# What to work on:
Work out how many lines contain "data". Reply with the count alone.
───── Material provided ─────
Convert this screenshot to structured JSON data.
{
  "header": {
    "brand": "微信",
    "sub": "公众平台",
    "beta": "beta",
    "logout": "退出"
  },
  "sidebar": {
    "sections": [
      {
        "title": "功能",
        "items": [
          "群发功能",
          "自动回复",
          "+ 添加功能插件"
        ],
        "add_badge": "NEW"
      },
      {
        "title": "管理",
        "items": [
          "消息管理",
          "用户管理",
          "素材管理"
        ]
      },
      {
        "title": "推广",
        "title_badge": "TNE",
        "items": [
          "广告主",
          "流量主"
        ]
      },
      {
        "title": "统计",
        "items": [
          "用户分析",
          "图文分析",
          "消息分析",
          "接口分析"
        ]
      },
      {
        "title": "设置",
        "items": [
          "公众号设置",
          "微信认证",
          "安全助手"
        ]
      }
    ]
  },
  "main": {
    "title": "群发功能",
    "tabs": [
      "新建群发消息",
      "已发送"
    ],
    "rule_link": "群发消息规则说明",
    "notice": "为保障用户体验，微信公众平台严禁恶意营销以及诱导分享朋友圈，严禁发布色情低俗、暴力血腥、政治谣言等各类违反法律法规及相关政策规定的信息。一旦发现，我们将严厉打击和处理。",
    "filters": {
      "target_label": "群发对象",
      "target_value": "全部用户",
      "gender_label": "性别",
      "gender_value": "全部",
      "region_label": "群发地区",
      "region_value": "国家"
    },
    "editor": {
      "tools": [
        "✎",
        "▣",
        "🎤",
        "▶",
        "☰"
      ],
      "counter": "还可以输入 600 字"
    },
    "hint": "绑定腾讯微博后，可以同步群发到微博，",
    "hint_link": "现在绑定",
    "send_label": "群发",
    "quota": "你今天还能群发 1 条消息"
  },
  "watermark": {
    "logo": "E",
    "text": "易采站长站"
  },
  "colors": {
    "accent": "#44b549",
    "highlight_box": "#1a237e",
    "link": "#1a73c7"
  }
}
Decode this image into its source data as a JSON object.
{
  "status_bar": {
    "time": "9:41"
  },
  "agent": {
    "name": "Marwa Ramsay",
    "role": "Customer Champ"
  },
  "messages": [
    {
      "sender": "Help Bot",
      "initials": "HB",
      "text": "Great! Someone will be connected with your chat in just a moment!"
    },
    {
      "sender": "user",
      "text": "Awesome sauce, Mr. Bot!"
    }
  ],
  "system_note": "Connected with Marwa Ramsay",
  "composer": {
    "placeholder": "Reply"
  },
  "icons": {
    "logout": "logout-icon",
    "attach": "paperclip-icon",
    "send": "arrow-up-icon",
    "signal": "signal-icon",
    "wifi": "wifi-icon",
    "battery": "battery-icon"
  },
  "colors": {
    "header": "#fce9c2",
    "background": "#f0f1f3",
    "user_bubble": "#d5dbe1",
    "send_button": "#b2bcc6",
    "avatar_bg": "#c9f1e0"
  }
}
─────
# Reply to the task:
2